■ DIRECTIVE:
Tally the lines of the listing that contain the word "anomaly", then give the total and nothing else.

[Records about charts and figures]
============

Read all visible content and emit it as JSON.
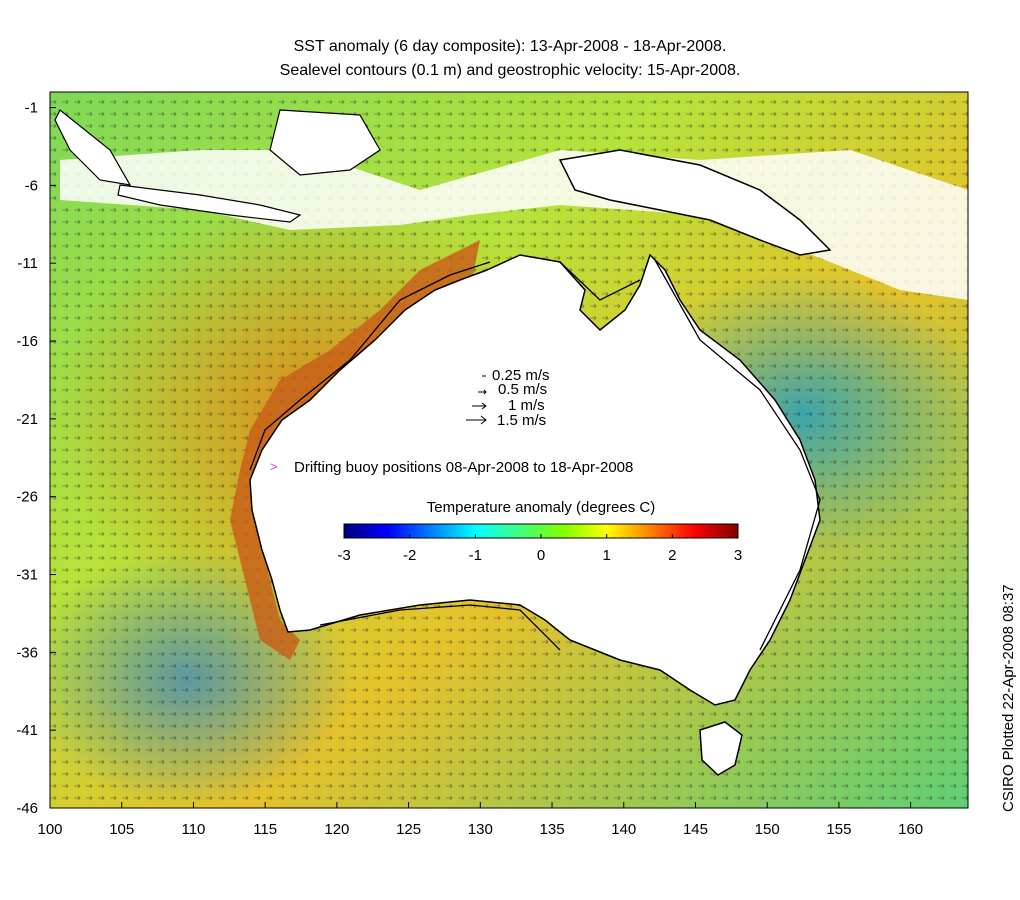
{
  "title": {
    "line1": "SST anomaly (6 day composite): 13-Apr-2008 - 18-Apr-2008.",
    "line2": "Sealevel contours (0.1 m) and geostrophic velocity: 15-Apr-2008."
  },
  "axes": {
    "x_ticks": [
      "100",
      "105",
      "110",
      "115",
      "120",
      "125",
      "130",
      "135",
      "140",
      "145",
      "150",
      "155",
      "160"
    ],
    "y_ticks": [
      "-1",
      "-6",
      "-11",
      "-16",
      "-21",
      "-26",
      "-31",
      "-36",
      "-41",
      "-46"
    ],
    "x_range": [
      100,
      164
    ],
    "y_range": [
      -46,
      0
    ]
  },
  "velocity_legend": [
    {
      "label": "0.25 m/s"
    },
    {
      "label": "0.5 m/s"
    },
    {
      "label": "1 m/s"
    },
    {
      "label": "1.5 m/s"
    }
  ],
  "buoy_legend": {
    "marker": ">",
    "label": "Drifting buoy positions 08-Apr-2008 to 18-Apr-2008",
    "color": "#e040e0"
  },
  "colorbar": {
    "title": "Temperature anomaly (degrees C)",
    "ticks": [
      "-3",
      "-2",
      "-1",
      "0",
      "1",
      "2",
      "3"
    ],
    "range": [
      -3,
      3
    ],
    "colors": [
      "#00007f",
      "#0000ff",
      "#0080ff",
      "#00ffff",
      "#40ff80",
      "#80ff00",
      "#ffff00",
      "#ff8000",
      "#ff0000",
      "#800000"
    ]
  },
  "credit": "CSIRO Plotted 22-Apr-2008 08:37"
}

============

■ ANSWER IN FULL:
2